From the material below, list every line containing "Type".

─── The data

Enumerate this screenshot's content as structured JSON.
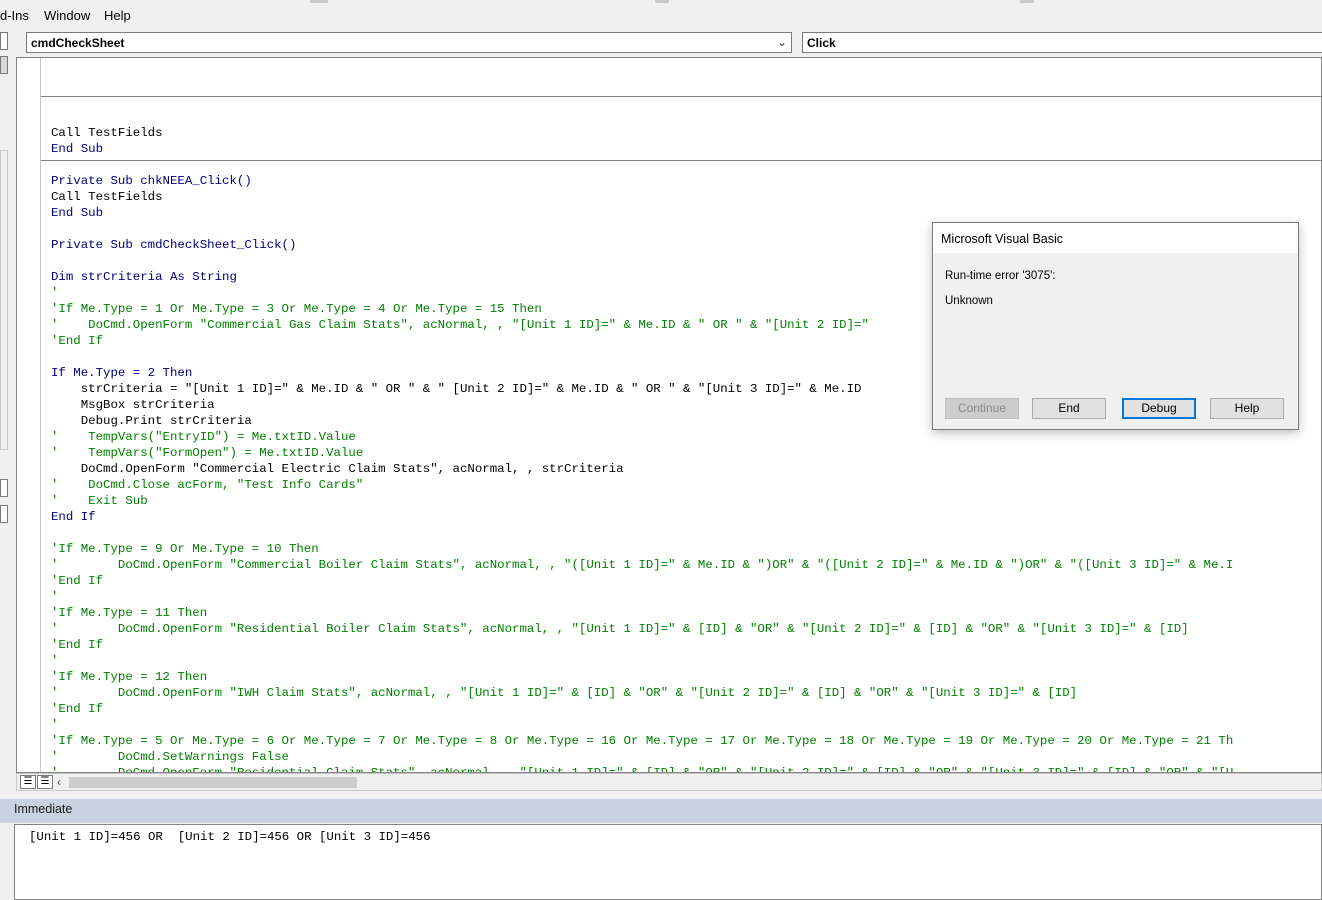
{
  "menubar": {
    "items": [
      "d-Ins",
      "Window",
      "Help"
    ]
  },
  "code_window": {
    "object_combo": "cmdCheckSheet",
    "procedure_combo": "Click",
    "lines": [
      {
        "t": "x",
        "s": "Call TestFields"
      },
      {
        "t": "k",
        "s": "End Sub"
      },
      {
        "t": "x",
        "s": ""
      },
      {
        "t": "k",
        "s": "Private Sub chkNEEA_Click()"
      },
      {
        "t": "x",
        "s": "Call TestFields"
      },
      {
        "t": "k",
        "s": "End Sub"
      },
      {
        "t": "x",
        "s": ""
      },
      {
        "t": "k",
        "s": "Private Sub cmdCheckSheet_Click()"
      },
      {
        "t": "x",
        "s": ""
      },
      {
        "t": "k",
        "s": "Dim strCriteria As String"
      },
      {
        "t": "c",
        "s": "'"
      },
      {
        "t": "c",
        "s": "'If Me.Type = 1 Or Me.Type = 3 Or Me.Type = 4 Or Me.Type = 15 Then"
      },
      {
        "t": "c",
        "s": "'    DoCmd.OpenForm \"Commercial Gas Claim Stats\", acNormal, , \"[Unit 1 ID]=\" & Me.ID & \" OR \" & \"[Unit 2 ID]=\""
      },
      {
        "t": "c",
        "s": "'End If"
      },
      {
        "t": "x",
        "s": ""
      },
      {
        "t": "k",
        "s": "If Me.Type = 2 Then"
      },
      {
        "t": "x",
        "s": "    strCriteria = \"[Unit 1 ID]=\" & Me.ID & \" OR \" & \" [Unit 2 ID]=\" & Me.ID & \" OR \" & \"[Unit 3 ID]=\" & Me.ID"
      },
      {
        "t": "x",
        "s": "    MsgBox strCriteria"
      },
      {
        "t": "x",
        "s": "    Debug.Print strCriteria"
      },
      {
        "t": "c",
        "s": "'    TempVars(\"EntryID\") = Me.txtID.Value"
      },
      {
        "t": "c",
        "s": "'    TempVars(\"FormOpen\") = Me.txtID.Value"
      },
      {
        "t": "x",
        "s": "    DoCmd.OpenForm \"Commercial Electric Claim Stats\", acNormal, , strCriteria"
      },
      {
        "t": "c",
        "s": "'    DoCmd.Close acForm, \"Test Info Cards\""
      },
      {
        "t": "c",
        "s": "'    Exit Sub"
      },
      {
        "t": "k",
        "s": "End If"
      },
      {
        "t": "x",
        "s": ""
      },
      {
        "t": "c",
        "s": "'If Me.Type = 9 Or Me.Type = 10 Then"
      },
      {
        "t": "c",
        "s": "'        DoCmd.OpenForm \"Commercial Boiler Claim Stats\", acNormal, , \"([Unit 1 ID]=\" & Me.ID & \")OR\" & \"([Unit 2 ID]=\" & Me.ID & \")OR\" & \"([Unit 3 ID]=\" & Me.I"
      },
      {
        "t": "c",
        "s": "'End If"
      },
      {
        "t": "c",
        "s": "'"
      },
      {
        "t": "c",
        "s": "'If Me.Type = 11 Then"
      },
      {
        "t": "c",
        "s": "'        DoCmd.OpenForm \"Residential Boiler Claim Stats\", acNormal, , \"[Unit 1 ID]=\" & [ID] & \"OR\" & \"[Unit 2 ID]=\" & [ID] & \"OR\" & \"[Unit 3 ID]=\" & [ID]"
      },
      {
        "t": "c",
        "s": "'End If"
      },
      {
        "t": "c",
        "s": "'"
      },
      {
        "t": "c",
        "s": "'If Me.Type = 12 Then"
      },
      {
        "t": "c",
        "s": "'        DoCmd.OpenForm \"IWH Claim Stats\", acNormal, , \"[Unit 1 ID]=\" & [ID] & \"OR\" & \"[Unit 2 ID]=\" & [ID] & \"OR\" & \"[Unit 3 ID]=\" & [ID]"
      },
      {
        "t": "c",
        "s": "'End If"
      },
      {
        "t": "c",
        "s": "'"
      },
      {
        "t": "c",
        "s": "'If Me.Type = 5 Or Me.Type = 6 Or Me.Type = 7 Or Me.Type = 8 Or Me.Type = 16 Or Me.Type = 17 Or Me.Type = 18 Or Me.Type = 19 Or Me.Type = 20 Or Me.Type = 21 Th"
      },
      {
        "t": "c",
        "s": "'        DoCmd.SetWarnings False"
      },
      {
        "t": "c",
        "s": "'        DoCmd.OpenForm \"Residential Claim Stats\", acNormal, , \"[Unit 1 ID]=\" & [ID] & \"OR\" & \"[Unit 2 ID]=\" & [ID] & \"OR\" & \"[Unit 3 ID]=\" & [ID] & \"OR\" & \"[U"
      },
      {
        "t": "c",
        "s": "'        DoCmd.SetWarnings True"
      },
      {
        "t": "c",
        "s": "'End If"
      },
      {
        "t": "c",
        "s": "'"
      }
    ]
  },
  "immediate": {
    "title": "Immediate",
    "output": "[Unit 1 ID]=456 OR  [Unit 2 ID]=456 OR [Unit 3 ID]=456"
  },
  "dialog": {
    "title": "Microsoft Visual Basic",
    "error": "Run-time error '3075':",
    "detail": "Unknown",
    "buttons": {
      "continue": "Continue",
      "end": "End",
      "debug": "Debug",
      "help": "Help"
    }
  }
}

──────

# [Solution to this exercise]
        "s": "'If Me.Type = 1 Or Me.Type = 3 Or Me.Type = 4 Or Me.Type = 15 Then"
        "s": "If Me.Type = 2 Then"
        "s": "'If Me.Type = 9 Or Me.Type = 10 Then"
        "s": "'If Me.Type = 11 Then"
        "s": "'If Me.Type = 12 Then"
        "s": "'If Me.Type = 5 Or Me.Type = 6 Or Me.Type = 7 Or Me.Type = 8 Or Me.Type = 16 Or Me.Type = 17 Or Me.Type = 18 Or Me.Type = 19 Or Me.Type = 20 Or Me.Type = 21 Th"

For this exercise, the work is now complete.